SECURITIES AND EXCHANGE COMMISSION

Washington, D.C. 20549

 

 

  

FORM 8-K

  

 

 

CURRENT REPORT

Pursuant to Section 13 or 15(d) of the Securities Exchange Act of 1934

 

Date of Report (Date of earliest event reported): October 16, 2024

 

 

 

 

ENERGOUS CORPORATION

(Exact name of registrant as specified in its charter)

 

 

 

Delaware   001-36379   46-1318953

(State or other jurisdiction

of incorporation)

 

(Commission

File Number)

 

(IRS Employer

Identification No.)

 

3590 North First Street, Suite 210

San Jose, California 95134

(Address, including zip code, of principal executive offices)

 

Registrant’s telephone number, including area code: (408) 963-0200

 

 

 

Check the appropriate box below if the Form 8-K filing is intended to simultaneously satisfy the filing obligation of the registrant under any of the following provisions (see General Instruction A.2. below):

 

¨Written communications pursuant to Rule 425 under the Securities Act (17 CFR 230.425)
¨Soliciting material pursuant to Rule 14a-12 under the Exchange Act (17 CFR 240.14a-12)
¨Pre-commencement communications pursuant to Rule 14d-2(b) under the Exchange Act (17 CFR 240.14d-2(b))
¨Pre-commencement communications pursuant to Rule 13e-4(c) under the Exchange Act (17 CFR 240.13e-4(c))

 

Securities registered pursuant to Section 12(b) of the Act:

 

Title of each class registered

 

Trading symbol(s)

 

Name of each exchange on which registered

Common Stock, par value $0.00001 per share   WATT   The Nasdaq Stock Market LLC

 

Indicate by check mark whether the registrant is an emerging growth company as defined in Rule 405 of the Securities Act of 1933 (§230.405 of this chapter) or Rule 12b-2 of the Securities Exchange Act of 1934 (§240.12b-2 of this chapter).

 

Emerging growth company ¨

 

If an emerging growth company, indicate by check mark if the registrant has elected not to use the extended transition period for complying with any new or revised financial accounting standards provided pursuant to Section 13(a) of the Exchange Act. ¨

 

 

 

 

 

 

Item 5.02.Departure of Directors or Certain Officers; Election of Directors; Appointment of Certain Officers; Compensatory Arrangements of Certain Officers.

 

On October 16, 2024, the Board of Directors (the “Board”) of Energous Corporation d/b/a Energous Wireless Power Solutions (the “Company”) appointed Mallorie Burak as the permanent Chief Executive Officer of the Company and as a member of the Board, each effective immediately. Ms. Burak will continue to serve as the Company’s Chief Financial Officer.

■ Directions ■
1 – Can you repeat the part of the Energous Form 8-K starting at "Check the appropriate" and ending at "(17 CFR 240.14d-2(b))" word for word?
2 – In the Energous Form 8-K, whom did the Board appoint as permanent Chief Executive Officer on October 16, 2024?
3 – Could you carry the Energous Form 8-K on from where it stops?
You won't need the records for any of this.

■ Entries supplied ■
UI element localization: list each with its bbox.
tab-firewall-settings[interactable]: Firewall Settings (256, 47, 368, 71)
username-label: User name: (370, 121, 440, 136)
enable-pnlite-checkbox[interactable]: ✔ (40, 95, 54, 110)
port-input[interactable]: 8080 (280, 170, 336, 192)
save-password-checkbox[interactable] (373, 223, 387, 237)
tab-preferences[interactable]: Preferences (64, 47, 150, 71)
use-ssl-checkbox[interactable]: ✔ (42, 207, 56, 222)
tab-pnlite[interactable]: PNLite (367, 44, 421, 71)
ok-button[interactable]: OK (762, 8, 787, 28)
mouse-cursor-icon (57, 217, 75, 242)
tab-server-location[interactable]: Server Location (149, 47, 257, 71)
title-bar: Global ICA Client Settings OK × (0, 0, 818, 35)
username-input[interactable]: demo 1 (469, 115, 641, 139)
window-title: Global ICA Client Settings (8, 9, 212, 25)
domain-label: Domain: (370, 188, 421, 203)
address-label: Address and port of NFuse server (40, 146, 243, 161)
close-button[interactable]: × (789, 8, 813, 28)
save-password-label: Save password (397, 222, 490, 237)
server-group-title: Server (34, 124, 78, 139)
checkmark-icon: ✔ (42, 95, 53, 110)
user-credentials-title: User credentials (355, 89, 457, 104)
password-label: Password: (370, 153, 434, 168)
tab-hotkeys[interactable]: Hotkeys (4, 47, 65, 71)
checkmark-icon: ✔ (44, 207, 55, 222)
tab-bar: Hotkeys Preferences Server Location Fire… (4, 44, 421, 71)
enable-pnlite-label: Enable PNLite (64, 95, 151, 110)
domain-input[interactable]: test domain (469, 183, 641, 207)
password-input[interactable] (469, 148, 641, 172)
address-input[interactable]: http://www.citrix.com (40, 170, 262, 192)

■ Responses ■
1 –
Check the appropriate box below if the Form 8-K filing is intended to simultaneously satisfy the filing obligation of the registrant under any of the following provisions (see General Instruction A.2. below):

 

¨Written communications pursuant to Rule 425 under the Securities Act (17 CFR 230.425)
¨Soliciting material pursuant to Rule 14a-12 under the Exchange Act (17 CFR 240.14a-12)
¨Pre-commencement communications pursuant to Rule 14d-2(b) under the Exchange Act (17 CFR 240.14d-2(b))

2 – Mallorie Burak

3 –
Ms. Burak, age 53, joined the Company in January 2024 as Chief Financial Officer and has also served as interim principal executive officer since March 2024. Prior to joining the Company, Ms. Burak served as President and Chief Financial Officer of Knightscope, Inc., an advanced public safety technology company, from October 2020 to January 2024, Chief Financial Officer of ThinFilm Electronics ASA, a solid-state lithium battery start-up, from July 2019 to June 2020, and Chief Financial Officer of Alta Devices, Inc., a GaAs thin-film solar technology start-up, from February 2016 to July 2019. Ms. Burak also acted as an Advisor and Board Member at Locale from July 2020 to September 2021, a Financial Advisor at SSG Capital Advisors LLC from January 2020 to October 2020, and as a Financial Advisor at SIM-X Tactical Solutions, Inc. from September 2015 to January 2020. Ms. Burak was previously President and Chief Financial Officer of FriendFinder Networks Inc., and served as Chief Financial Officer of Rainmaker Systems, Inc. and FoodLink, and Vice President and Acting Chief Financial Officer of Southwall Technologies. Ms. Burak holds a Bachelor of Science in Business Administration and an MBA from San Jose State University.

 

In connection with her appointment as Chief Executive Officer, Ms. Burak received a grant of 35,000 restricted stock units, which vest in four equal annual installments beginning on the first anniversary of the grant date. Other than this equity grant, there are no changes in the compensation and benefits of Ms. Burak in connection with these leadership appointments.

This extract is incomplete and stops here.